**WHAT IS BEING ASKED**:
For each line of the data below that holds "name", copy the line.

=====

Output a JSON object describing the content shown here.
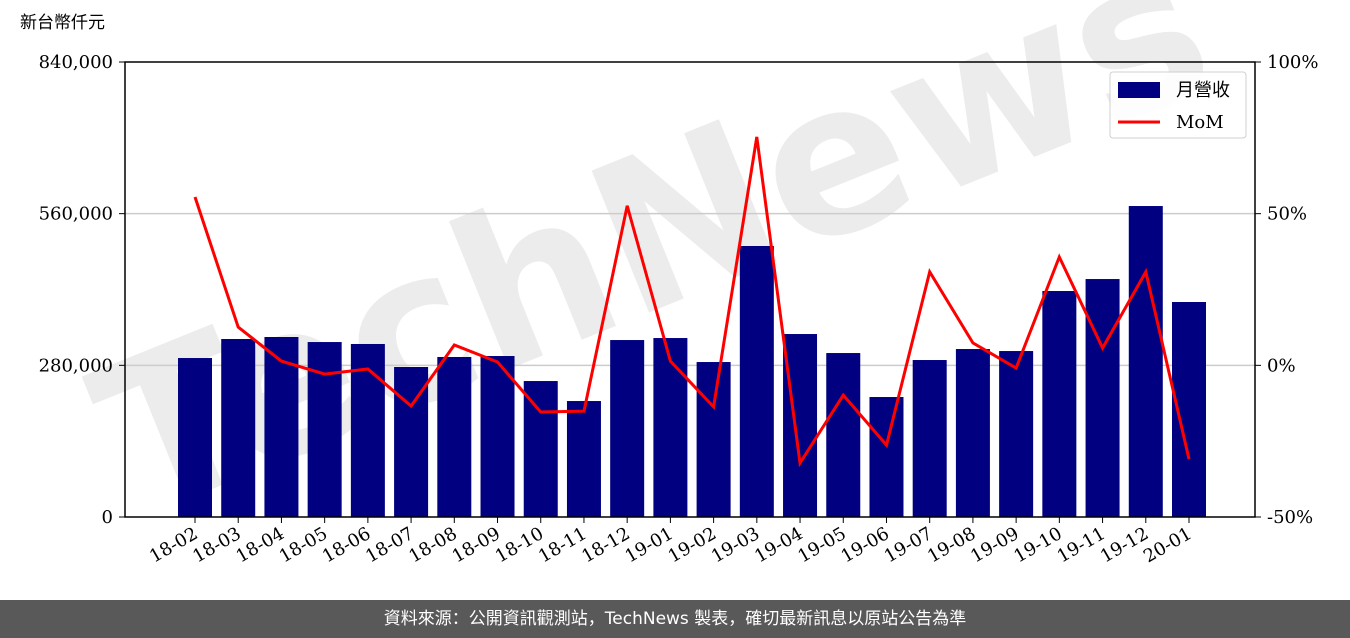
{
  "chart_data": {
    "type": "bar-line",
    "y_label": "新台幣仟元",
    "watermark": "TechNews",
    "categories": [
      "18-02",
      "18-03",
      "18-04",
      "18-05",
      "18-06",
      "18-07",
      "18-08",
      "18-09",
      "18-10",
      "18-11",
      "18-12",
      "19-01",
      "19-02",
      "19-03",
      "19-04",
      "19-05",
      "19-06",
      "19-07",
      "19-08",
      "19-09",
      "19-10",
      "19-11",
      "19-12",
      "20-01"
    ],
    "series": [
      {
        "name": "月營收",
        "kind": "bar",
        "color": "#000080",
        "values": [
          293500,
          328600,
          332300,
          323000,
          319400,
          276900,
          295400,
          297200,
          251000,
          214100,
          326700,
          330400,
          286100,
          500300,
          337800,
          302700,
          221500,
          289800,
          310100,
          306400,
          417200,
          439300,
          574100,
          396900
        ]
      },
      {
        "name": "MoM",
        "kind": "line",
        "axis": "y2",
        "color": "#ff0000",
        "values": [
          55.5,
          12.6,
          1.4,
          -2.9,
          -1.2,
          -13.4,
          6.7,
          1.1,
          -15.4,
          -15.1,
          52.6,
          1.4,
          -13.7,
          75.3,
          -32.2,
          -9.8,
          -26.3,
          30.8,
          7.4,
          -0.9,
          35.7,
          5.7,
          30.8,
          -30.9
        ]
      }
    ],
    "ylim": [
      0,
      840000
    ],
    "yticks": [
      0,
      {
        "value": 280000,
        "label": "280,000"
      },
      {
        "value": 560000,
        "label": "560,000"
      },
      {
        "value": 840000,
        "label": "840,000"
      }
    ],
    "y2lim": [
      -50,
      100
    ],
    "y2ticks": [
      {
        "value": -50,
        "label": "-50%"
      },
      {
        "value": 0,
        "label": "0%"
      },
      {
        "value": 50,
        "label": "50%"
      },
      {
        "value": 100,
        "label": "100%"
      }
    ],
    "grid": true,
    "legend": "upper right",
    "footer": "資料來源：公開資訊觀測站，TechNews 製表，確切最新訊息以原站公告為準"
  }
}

=====

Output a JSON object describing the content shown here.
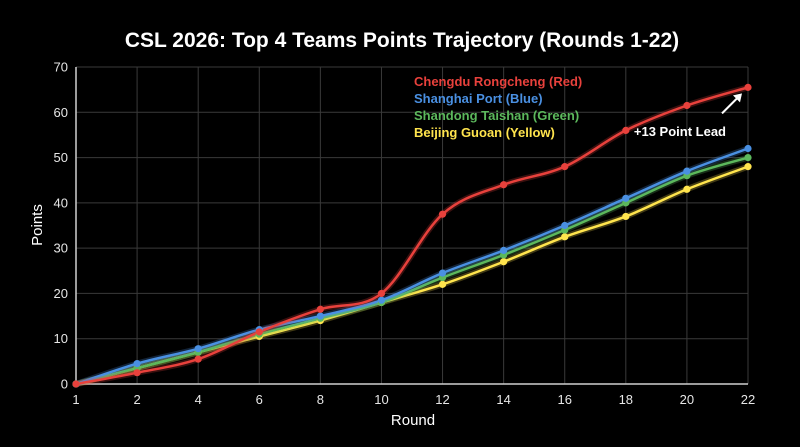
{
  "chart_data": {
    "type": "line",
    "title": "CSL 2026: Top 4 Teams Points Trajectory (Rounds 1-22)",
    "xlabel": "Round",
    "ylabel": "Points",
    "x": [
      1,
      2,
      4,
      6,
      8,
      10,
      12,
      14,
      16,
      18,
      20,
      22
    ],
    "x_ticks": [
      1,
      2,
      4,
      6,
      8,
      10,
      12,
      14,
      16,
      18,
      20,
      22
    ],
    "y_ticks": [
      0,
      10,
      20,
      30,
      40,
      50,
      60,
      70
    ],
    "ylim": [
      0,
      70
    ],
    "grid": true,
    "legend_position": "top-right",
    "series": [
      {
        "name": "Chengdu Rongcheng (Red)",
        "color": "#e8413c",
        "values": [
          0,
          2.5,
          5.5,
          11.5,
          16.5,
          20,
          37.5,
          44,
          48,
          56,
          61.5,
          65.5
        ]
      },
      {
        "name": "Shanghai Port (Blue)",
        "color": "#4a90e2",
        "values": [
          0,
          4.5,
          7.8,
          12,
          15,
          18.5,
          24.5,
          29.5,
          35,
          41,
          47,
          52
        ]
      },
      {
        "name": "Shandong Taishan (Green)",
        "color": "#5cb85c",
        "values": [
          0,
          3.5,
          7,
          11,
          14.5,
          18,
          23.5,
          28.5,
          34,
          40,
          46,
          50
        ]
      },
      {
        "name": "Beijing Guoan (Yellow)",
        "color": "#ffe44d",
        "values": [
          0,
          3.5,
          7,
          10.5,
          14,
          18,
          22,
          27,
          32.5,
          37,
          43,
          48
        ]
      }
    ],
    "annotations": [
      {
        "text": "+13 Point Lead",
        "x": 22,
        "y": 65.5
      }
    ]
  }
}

=====

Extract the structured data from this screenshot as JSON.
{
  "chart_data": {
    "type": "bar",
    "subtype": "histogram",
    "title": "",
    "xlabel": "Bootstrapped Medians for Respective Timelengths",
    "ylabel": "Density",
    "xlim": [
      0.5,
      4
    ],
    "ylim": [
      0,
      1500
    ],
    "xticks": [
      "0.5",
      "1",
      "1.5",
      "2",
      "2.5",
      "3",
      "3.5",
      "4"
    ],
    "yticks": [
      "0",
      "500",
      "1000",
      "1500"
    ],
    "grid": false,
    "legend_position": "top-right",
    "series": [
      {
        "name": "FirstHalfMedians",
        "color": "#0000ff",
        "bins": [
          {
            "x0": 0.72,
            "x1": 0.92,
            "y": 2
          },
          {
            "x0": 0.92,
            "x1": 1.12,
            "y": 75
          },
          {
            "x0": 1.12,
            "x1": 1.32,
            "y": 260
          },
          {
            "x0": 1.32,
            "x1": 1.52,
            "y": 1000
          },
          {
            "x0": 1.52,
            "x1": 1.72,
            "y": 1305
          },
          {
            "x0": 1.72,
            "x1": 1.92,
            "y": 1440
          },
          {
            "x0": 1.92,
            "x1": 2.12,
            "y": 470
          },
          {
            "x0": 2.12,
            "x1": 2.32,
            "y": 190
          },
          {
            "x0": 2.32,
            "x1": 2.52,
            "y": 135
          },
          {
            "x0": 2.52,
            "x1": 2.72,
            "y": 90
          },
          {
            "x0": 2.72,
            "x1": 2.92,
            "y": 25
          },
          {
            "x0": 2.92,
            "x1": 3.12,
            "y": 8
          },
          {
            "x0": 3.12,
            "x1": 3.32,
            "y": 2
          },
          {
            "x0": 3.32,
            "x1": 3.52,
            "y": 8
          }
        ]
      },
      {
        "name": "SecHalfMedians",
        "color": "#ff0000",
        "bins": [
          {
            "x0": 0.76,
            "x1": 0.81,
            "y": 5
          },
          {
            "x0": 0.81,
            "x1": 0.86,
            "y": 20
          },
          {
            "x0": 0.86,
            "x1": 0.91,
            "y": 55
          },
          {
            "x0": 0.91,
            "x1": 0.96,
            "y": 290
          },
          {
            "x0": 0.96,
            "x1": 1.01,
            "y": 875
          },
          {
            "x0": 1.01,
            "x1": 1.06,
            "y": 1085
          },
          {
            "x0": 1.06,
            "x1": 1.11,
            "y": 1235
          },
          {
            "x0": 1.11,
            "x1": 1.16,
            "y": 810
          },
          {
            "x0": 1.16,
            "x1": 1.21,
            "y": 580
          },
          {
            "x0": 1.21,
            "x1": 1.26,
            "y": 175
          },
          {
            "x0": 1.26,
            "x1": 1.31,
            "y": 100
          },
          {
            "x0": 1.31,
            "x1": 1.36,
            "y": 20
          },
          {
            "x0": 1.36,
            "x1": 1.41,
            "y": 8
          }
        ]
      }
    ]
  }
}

=====

**FULL RESPONSE**:
        "name": "月營收",
        "name": "MoM",
        "name": "Chengdu Rongcheng (Red)",
        "name": "Shanghai Port (Blue)",
        "name": "Shandong Taishan (Green)",
        "name": "Beijing Guoan (Yellow)",
        "name": "FirstHalfMedians",
        "name": "SecHalfMedians",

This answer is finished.